Given passage –

The Tulsa Ritz (also an Eberson design) had an identical mezzanine drinking fountain, along with the same cast statuary and urns from Michael Angelo Studios.

jenben7
jenben7 on March 15, 2008 at 10:31 pm

I would love to get a spapshot of the spiral staircase in the lobby of this beautifu;l theater, my mother and father worked here in ‘53 as usher/usherette and this is where they met 50+ yrs ago!! I hope that someone can halp.

Scott
Scott on April 29, 2010 at 6:42 pm

No doubt about it, no one does ruins better than Detroit.

TLSLOEWS
TLSLOEWS on June 2, 2010 at 1:00 am

Looks like it had seen its better days in the Motor City.

DonLewis
DonLewis on October 19, 2010 at 4:35 pm

From the 1920s a postcard view of the Grand Rivera in Detroit.

carismith
carismith on January 24, 2012 at 5:49 pm

My Grandmother Laurine(Bowen)White was the Manager of the Riviera Theatre. And my mother Patricia White and aunts Sue and Faye also worked for the theatre along with my uncle Richard. Before it became a motion picture theatre they hosted Broadway musicals like “My Fair Lady” with Judi Garland. I know that the first time my mother ever met Jerry Lewis, she accidently walked into his dressing room to find him in his boxer shorts.lol My mother Patricia said she the theatre was her second home, she spent so much time there. She worked the concession and whatever else my Grandmother needed her to do. When my grandmother was alive, I remember her telling stories about Miss Judy Garland, and other actors like Jerry Lewis. I have told my mother of this site in hopes she can tell a few stories and share some old memories. Now that she see’s my comment she probably will. I can picture my grandmother running that place. She was a tiny petite lady, but what a pistol. I’m proud to of taken after her:)

richard326
richard326 on January 30, 2012 at 9:34 pm

I was born and raised on Ravenswood st. one block from the Riviera Theatre. My mother Laurine (Bowen) White started work at the Riviera during WWII as secretary and bookkeeper. She was promoted to Manager in 1949 and remained in that position until until 1960 when the beautiful Riviera began to decay. I, and my three sisters practically lived in the theatre. It gave my wonderful mother the means to raise four children and keep them out of trouble. I had the opportunity to meet the great Judy Garland. To watch backstage as the cast of Damn Yankees and Lil Abner ran about changing costumes and getting ready for their next scene. As a bonus, my Aunt Kathryn was supervisor of the concession stand. No children ever had it better. Free shows and popcorn. I will always fondly remember the Riviera Theatre.

Bounding box prediction records –
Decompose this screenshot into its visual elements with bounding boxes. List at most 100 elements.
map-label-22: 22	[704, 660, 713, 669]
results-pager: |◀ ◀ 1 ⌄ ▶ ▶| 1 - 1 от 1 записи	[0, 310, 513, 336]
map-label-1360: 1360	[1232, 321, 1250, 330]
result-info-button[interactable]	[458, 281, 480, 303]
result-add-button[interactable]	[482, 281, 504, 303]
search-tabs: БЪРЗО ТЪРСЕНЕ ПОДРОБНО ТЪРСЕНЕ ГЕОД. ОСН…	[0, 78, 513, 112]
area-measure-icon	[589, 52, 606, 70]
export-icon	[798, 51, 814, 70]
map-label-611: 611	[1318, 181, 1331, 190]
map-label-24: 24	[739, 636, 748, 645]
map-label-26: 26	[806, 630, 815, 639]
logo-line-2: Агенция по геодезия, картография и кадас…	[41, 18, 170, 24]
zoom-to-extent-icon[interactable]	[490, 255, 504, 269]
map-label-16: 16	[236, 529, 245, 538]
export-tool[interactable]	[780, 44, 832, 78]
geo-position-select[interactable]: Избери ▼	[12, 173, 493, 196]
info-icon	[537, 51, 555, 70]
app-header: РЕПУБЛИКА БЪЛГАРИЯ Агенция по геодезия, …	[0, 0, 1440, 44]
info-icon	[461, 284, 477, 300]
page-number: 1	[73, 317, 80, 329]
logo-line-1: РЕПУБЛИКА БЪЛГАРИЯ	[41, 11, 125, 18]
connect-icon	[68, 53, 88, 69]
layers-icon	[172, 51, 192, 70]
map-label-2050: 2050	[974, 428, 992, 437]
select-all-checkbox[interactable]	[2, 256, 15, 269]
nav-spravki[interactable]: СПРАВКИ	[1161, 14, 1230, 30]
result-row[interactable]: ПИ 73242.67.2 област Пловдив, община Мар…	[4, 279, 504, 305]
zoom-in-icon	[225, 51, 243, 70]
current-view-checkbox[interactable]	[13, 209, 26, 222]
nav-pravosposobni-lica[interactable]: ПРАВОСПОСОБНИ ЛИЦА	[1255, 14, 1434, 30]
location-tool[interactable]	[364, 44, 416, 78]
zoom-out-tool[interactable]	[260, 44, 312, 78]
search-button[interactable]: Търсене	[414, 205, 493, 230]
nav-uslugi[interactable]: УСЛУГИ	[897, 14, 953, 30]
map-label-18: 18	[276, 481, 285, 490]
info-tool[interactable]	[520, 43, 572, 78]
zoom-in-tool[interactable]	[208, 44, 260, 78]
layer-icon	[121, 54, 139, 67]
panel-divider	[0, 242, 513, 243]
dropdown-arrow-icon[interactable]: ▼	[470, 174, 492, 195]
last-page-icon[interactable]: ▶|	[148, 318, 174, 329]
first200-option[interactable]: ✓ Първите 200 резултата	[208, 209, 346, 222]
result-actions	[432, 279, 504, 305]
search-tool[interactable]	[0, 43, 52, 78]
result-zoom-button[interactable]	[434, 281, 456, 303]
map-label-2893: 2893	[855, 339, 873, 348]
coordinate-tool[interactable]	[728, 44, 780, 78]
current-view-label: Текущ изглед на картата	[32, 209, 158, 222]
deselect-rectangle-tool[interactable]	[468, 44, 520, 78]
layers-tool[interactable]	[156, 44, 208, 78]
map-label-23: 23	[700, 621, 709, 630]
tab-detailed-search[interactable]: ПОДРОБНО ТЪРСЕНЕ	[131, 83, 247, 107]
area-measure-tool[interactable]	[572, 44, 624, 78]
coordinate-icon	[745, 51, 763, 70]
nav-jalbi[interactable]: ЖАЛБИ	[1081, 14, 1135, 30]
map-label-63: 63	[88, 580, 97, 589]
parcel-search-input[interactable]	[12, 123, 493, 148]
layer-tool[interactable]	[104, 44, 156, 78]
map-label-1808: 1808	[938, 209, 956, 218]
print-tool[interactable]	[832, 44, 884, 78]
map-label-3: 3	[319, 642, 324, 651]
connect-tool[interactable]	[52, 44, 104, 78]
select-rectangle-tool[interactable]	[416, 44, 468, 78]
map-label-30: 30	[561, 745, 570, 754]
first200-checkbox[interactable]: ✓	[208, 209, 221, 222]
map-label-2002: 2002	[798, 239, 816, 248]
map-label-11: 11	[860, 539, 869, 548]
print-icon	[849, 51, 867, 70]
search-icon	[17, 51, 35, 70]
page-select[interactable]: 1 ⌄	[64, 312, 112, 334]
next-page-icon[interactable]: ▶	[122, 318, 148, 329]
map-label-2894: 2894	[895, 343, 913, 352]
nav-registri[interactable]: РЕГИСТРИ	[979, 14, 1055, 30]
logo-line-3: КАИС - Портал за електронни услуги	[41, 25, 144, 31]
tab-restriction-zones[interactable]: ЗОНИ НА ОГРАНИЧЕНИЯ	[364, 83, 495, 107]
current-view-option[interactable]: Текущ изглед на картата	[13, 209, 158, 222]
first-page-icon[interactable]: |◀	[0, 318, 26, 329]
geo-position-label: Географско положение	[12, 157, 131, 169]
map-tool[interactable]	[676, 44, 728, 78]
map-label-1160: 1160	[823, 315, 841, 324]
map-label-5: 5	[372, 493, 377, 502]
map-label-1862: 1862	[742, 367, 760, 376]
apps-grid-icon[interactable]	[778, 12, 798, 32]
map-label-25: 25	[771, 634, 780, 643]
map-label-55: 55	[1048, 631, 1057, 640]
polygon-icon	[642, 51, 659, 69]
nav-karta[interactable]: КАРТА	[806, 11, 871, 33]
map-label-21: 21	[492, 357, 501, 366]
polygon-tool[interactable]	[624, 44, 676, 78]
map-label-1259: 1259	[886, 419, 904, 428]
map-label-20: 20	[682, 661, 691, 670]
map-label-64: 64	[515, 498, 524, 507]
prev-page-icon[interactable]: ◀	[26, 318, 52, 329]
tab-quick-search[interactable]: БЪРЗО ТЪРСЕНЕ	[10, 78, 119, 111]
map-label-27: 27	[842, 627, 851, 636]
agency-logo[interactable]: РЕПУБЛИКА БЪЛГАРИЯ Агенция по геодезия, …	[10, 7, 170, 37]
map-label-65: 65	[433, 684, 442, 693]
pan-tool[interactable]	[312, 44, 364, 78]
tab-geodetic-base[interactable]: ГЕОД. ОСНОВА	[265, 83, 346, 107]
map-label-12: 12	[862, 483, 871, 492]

Exercise set –
• 1. Do these statements agree with the Riviera Theatre comments? Answer yes or no for each, quoting the words that decide it: (a) Laurine (Bowen) White was promoted to Manager in 1949. (b) The Tulsa Ritz had a different mezzanine drinking fountain. (c) According to richard326, an aunt named Kathryn was the theatre's manager.
• 2. Can you give again, unchanged, the part of the Riviera Theatre comments that opens with the words containing "No doubt about" and closes with "Rivera in Detroit."?
You won't need the records for this.

Your written answers –
• 1.
(a) Yes: "She was promoted to Manager in 1949"
(b) No: "had an identical mezzanine drinking fountain"
(c) No: "my Aunt Kathryn was supervisor of the concession stand"

• 2.
No doubt about it, no one does ruins better than Detroit.

TLSLOEWS
TLSLOEWS on June 2, 2010 at 1:00 am

Looks like it had seen its better days in the Motor City.

DonLewis
DonLewis on October 19, 2010 at 4:35 pm

From the 1920s a postcard view of the Grand Rivera in Detroit.